Can you give every line of the rows below as a JSON list of strings, one string per line, with blank lines left out?
Start The input
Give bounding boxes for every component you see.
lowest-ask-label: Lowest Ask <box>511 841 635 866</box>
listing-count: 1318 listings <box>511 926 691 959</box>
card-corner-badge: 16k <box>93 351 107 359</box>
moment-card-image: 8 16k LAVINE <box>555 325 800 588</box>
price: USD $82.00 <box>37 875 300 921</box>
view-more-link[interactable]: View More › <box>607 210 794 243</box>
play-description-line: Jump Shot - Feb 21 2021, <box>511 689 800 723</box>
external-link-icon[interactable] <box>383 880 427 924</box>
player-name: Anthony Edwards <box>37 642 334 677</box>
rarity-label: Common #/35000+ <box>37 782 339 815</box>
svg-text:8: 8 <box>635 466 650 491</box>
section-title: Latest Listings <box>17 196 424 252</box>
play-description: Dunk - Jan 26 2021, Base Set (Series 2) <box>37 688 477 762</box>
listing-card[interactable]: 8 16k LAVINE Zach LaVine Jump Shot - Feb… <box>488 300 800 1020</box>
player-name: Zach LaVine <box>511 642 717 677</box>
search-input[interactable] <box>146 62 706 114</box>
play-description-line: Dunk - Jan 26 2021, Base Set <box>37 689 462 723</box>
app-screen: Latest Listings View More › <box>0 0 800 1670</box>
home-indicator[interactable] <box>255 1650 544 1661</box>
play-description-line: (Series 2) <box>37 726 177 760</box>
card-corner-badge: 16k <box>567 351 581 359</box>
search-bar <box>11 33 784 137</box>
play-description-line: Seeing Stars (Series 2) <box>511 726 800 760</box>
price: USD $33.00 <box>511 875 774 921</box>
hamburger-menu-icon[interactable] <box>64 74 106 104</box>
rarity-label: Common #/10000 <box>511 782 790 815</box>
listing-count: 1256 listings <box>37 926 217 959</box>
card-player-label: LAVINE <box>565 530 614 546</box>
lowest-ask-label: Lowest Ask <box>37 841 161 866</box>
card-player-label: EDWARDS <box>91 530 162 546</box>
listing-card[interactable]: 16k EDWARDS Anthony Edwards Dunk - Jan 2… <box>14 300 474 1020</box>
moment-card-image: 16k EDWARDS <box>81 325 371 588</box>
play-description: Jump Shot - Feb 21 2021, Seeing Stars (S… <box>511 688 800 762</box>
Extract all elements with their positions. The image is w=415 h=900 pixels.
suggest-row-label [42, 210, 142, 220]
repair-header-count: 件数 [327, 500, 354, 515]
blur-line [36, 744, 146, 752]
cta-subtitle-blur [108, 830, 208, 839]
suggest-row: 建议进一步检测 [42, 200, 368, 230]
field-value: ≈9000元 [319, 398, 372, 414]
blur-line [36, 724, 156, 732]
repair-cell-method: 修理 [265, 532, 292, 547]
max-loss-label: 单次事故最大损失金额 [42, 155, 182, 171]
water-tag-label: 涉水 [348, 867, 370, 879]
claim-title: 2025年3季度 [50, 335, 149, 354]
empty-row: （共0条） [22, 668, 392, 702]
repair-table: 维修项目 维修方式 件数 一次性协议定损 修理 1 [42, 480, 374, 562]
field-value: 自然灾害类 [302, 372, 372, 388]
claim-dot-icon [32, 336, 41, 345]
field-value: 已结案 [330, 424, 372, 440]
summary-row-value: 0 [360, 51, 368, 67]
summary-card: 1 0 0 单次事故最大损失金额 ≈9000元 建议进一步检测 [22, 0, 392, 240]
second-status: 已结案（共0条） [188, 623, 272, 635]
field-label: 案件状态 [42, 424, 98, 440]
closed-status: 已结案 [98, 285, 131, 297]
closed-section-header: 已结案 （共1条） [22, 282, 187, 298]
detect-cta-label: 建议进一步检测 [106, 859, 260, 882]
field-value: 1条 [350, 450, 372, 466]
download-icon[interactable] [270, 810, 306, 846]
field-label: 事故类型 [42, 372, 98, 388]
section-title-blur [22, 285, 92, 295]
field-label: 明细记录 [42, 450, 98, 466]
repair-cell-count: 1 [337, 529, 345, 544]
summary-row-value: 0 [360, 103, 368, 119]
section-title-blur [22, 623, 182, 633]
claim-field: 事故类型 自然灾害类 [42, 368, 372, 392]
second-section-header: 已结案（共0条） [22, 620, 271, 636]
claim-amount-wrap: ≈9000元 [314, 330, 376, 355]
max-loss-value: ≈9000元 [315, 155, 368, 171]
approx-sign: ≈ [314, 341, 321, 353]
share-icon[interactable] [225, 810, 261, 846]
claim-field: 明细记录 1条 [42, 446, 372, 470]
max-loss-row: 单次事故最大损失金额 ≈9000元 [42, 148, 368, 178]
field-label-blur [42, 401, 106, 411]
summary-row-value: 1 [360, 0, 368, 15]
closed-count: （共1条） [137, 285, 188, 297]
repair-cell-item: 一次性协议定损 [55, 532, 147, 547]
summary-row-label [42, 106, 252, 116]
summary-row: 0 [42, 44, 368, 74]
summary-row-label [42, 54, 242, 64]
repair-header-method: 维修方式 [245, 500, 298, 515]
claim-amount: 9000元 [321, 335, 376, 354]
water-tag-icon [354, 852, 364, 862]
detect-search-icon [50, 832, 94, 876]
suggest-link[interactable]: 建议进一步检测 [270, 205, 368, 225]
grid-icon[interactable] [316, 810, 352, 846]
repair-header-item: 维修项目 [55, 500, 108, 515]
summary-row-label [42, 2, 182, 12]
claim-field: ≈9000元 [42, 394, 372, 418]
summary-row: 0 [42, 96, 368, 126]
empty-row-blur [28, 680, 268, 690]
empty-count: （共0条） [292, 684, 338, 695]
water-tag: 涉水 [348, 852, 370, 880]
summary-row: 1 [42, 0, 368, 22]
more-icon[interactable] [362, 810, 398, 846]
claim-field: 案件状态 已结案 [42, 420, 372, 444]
End The input
▶ _Finished answer_:
[
  "Give bounding boxes for every component you see.",
  "lowest-ask-label: Lowest Ask <box>511 841 635 866</box>",
  "listing-count: 1318 listings <box>511 926 691 959</box>",
  "card-corner-badge: 16k <box>93 351 107 359</box>",
  "moment-card-image: 8 16k LAVINE <box>555 325 800 588</box>",
  "price: USD $82.00 <box>37 875 300 921</box>",
  "view-more-link[interactable]: View More › <box>607 210 794 243</box>",
  "play-description-line: Jump Shot - Feb 21 2021, <box>511 689 800 723</box>",
  "external-link-icon[interactable] <box>383 880 427 924</box>",
  "player-name: Anthony Edwards <box>37 642 334 677</box>",
  "rarity-label: Common #/35000+ <box>37 782 339 815</box>",
  "svg-text:8: 8 <box>635 466 650 491</box>",
  "section-title: Latest Listings <box>17 196 424 252</box>",
  "play-description: Dunk - Jan 26 2021, Base Set (Series 2) <box>37 688 477 762</box>",
  "listing-card[interactable]: 8 16k LAVINE Zach LaVine Jump Shot - Feb… <box>488 300 800 1020</box>",
  "player-name: Zach LaVine <box>511 642 717 677</box>",
  "search-input[interactable] <box>146 62 706 114</box>",
  "play-description-line: Dunk - Jan 26 2021, Base Set <box>37 689 462 723</box>",
  "app-screen: Latest Listings View More › <box>0 0 800 1670</box>",
  "home-indicator[interactable] <box>255 1650 544 1661</box>",
  "play-description-line: (Series 2) <box>37 726 177 760</box>",
  "card-corner-badge: 16k <box>567 351 581 359</box>",
  "search-bar <box>11 33 784 137</box>",
  "play-description-line: Seeing Stars (Series 2) <box>511 726 800 760</box>",
  "price: USD $33.00 <box>511 875 774 921</box>",
  "hamburger-menu-icon[interactable] <box>64 74 106 104</box>",
  "rarity-label: Common #/10000 <box>511 782 790 815</box>",
  "listing-count: 1256 listings <box>37 926 217 959</box>",
  "card-player-label: LAVINE <box>565 530 614 546</box>",
  "lowest-ask-label: Lowest Ask <box>37 841 161 866</box>",
  "card-player-label: EDWARDS <box>91 530 162 546</box>",
  "listing-card[interactable]: 16k EDWARDS Anthony Edwards Dunk - Jan 2… <box>14 300 474 1020</box>",
  "moment-card-image: 16k EDWARDS <box>81 325 371 588</box>",
  "play-description: Jump Shot - Feb 21 2021, Seeing Stars (S… <box>511 688 800 762</box>",
  "Extract all elements with their positions. The image is w=415 h=900 pixels.",
  "suggest-row-label [42, 210, 142, 220]",
  "repair-header-count: 件数 [327, 500, 354, 515]",
  "blur-line [36, 744, 146, 752]",
  "cta-subtitle-blur [108, 830, 208, 839]",
  "suggest-row: 建议进一步检测 [42, 200, 368, 230]",
  "field-value: ≈9000元 [319, 398, 372, 414]",
  "blur-line [36, 724, 156, 732]",
  "repair-cell-method: 修理 [265, 532, 292, 547]",
  "max-loss-label: 单次事故最大损失金额 [42, 155, 182, 171]",
  "water-tag-label: 涉水 [348, 867, 370, 879]",
  "claim-title: 2025年3季度 [50, 335, 149, 354]",
  "empty-row: （共0条） [22, 668, 392, 702]",
  "repair-table: 维修项目 维修方式 件数 一次性协议定损 修理 1 [42, 480, 374, 562]",
  "field-value: 自然灾害类 [302, 372, 372, 388]",
  "claim-dot-icon [32, 336, 41, 345]",
  "field-value: 已结案 [330, 424, 372, 440]",
  "summary-row-value: 0 [360, 51, 368, 67]",
  "summary-card: 1 0 0 单次事故最大损失金额 ≈9000元 建议进一步检测 [22, 0, 392, 240]",
  "second-status: 已结案（共0条） [188, 623, 272, 635]",
  "field-label: 案件状态 [42, 424, 98, 440]",
  "closed-status: 已结案 [98, 285, 131, 297]",
  "closed-section-header: 已结案 （共1条） [22, 282, 187, 298]",
  "detect-cta-label: 建议进一步检测 [106, 859, 260, 882]",
  "field-value: 1条 [350, 450, 372, 466]",
  "download-icon[interactable] [270, 810, 306, 846]",
  "field-label: 事故类型 [42, 372, 98, 388]",
  "section-title-blur [22, 285, 92, 295]",
  "field-label: 明细记录 [42, 450, 98, 466]",
  "repair-cell-count: 1 [337, 529, 345, 544]",
  "summary-row-value: 0 [360, 103, 368, 119]",
  "section-title-blur [22, 623, 182, 633]",
  "claim-field: 事故类型 自然灾害类 [42, 368, 372, 392]",
  "second-section-header: 已结案（共0条） [22, 620, 271, 636]",
  "claim-amount-wrap: ≈9000元 [314, 330, 376, 355]",
  "max-loss-value: ≈9000元 [315, 155, 368, 171]",
  "approx-sign: ≈ [314, 341, 321, 353]",
  "share-icon[interactable] [225, 810, 261, 846]",
  "claim-field: 明细记录 1条 [42, 446, 372, 470]",
  "max-loss-row: 单次事故最大损失金额 ≈9000元 [42, 148, 368, 178]",
  "field-label-blur [42, 401, 106, 411]",
  "summary-row-value: 1 [360, 0, 368, 15]",
  "closed-count: （共1条） [137, 285, 188, 297]",
  "repair-cell-item: 一次性协议定损 [55, 532, 147, 547]",
  "summary-row-label [42, 106, 252, 116]",
  "summary-row: 0 [42, 44, 368, 74]",
  "summary-row-label [42, 54, 242, 64]",
  "repair-header-method: 维修方式 [245, 500, 298, 515]",
  "claim-amount: 9000元 [321, 335, 376, 354]",
  "water-tag-icon [354, 852, 364, 862]",
  "detect-search-icon [50, 832, 94, 876]",
  "suggest-link[interactable]: 建议进一步检测 [270, 205, 368, 225]",
  "grid-icon[interactable] [316, 810, 352, 846]",
  "repair-header-item: 维修项目 [55, 500, 108, 515]",
  "summary-row-label [42, 2, 182, 12]",
  "claim-field: ≈9000元 [42, 394, 372, 418]",
  "summary-row: 0 [42, 96, 368, 126]",
  "empty-row-blur [28, 680, 268, 690]",
  "empty-count: （共0条） [292, 684, 338, 695]",
  "water-tag: 涉水 [348, 852, 370, 880]",
  "summary-row: 1 [42, 0, 368, 22]",
  "more-icon[interactable] [362, 810, 398, 846]",
  "claim-field: 案件状态 已结案 [42, 420, 372, 444]"
]